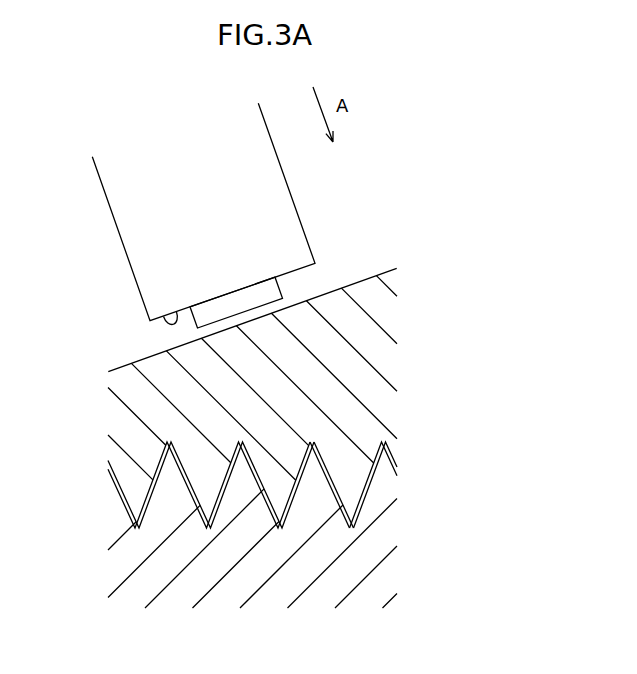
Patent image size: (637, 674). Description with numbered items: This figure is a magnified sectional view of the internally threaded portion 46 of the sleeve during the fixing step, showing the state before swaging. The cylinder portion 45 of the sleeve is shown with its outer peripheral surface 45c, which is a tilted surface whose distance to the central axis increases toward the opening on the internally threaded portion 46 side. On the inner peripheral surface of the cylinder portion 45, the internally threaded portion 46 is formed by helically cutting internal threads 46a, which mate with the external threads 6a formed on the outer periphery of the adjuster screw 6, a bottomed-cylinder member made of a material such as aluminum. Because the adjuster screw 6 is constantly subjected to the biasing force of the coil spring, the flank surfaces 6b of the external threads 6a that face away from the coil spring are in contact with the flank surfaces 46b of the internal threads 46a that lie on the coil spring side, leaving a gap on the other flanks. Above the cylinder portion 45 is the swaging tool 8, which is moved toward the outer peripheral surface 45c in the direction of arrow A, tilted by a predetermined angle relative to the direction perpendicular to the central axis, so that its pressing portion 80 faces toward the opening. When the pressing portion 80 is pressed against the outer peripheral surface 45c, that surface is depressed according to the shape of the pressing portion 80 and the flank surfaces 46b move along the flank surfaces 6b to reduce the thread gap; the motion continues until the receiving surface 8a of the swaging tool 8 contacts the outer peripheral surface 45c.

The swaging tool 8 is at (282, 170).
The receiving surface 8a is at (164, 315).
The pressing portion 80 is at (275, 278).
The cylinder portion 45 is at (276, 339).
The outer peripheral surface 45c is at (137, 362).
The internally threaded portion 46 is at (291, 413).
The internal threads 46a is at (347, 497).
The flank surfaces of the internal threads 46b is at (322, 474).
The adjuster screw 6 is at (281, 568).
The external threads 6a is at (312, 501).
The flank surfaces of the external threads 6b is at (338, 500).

#####

*Objetivo da tarefa:* Converta em uma lista JSON de strings o trecho que vai do início do material até a linha que contém "The pressing portion 80 is at (275, 278).", com uma string para cada linha e sem as linhas em branco. Deixe as imagens de fora da resposta.

*Solução do exercício:*
[
  "Patent image size: (637, 674). Description with numbered items: This figure is a magnified sectional view of the internally threaded portion 46 of the sleeve during the fixing step, showing the state before swaging. The cylinder portion 45 of the sleeve is shown with its outer peripheral surface 45c, which is a tilted surface whose distance to the central axis increases toward the opening on the internally threaded portion 46 side. On the inner peripheral surface of the cylinder portion 45, the internally threaded portion 46 is formed by helically cutting internal threads 46a, which mate with the external threads 6a formed on the outer periphery of the adjuster screw 6, a bottomed-cylinder member made of a material such as aluminum. Because the adjuster screw 6 is constantly subjected to the biasing force of the coil spring, the flank surfaces 6b of the external threads 6a that face away from the coil spring are in contact with the flank surfaces 46b of the internal threads 46a that lie on the coil spring side, leaving a gap on the other flanks. Above the cylinder portion 45 is the swaging tool 8, which is moved toward the outer peripheral surface 45c in the direction of arrow A, tilted by a predetermined angle relative to the direction perpendicular to the central axis, so that its pressing portion 80 faces toward the opening. When the pressing portion 80 is pressed against the outer peripheral surface 45c, that surface is depressed according to the shape of the pressing portion 80 and the flank surfaces 46b move along the flank surfaces 6b to reduce the thread gap; the motion continues until the receiving surface 8a of the swaging tool 8 contacts the outer peripheral surface 45c.",
  "The swaging tool 8 is at (282, 170).",
  "The receiving surface 8a is at (164, 315).",
  "The pressing portion 80 is at (275, 278)."
]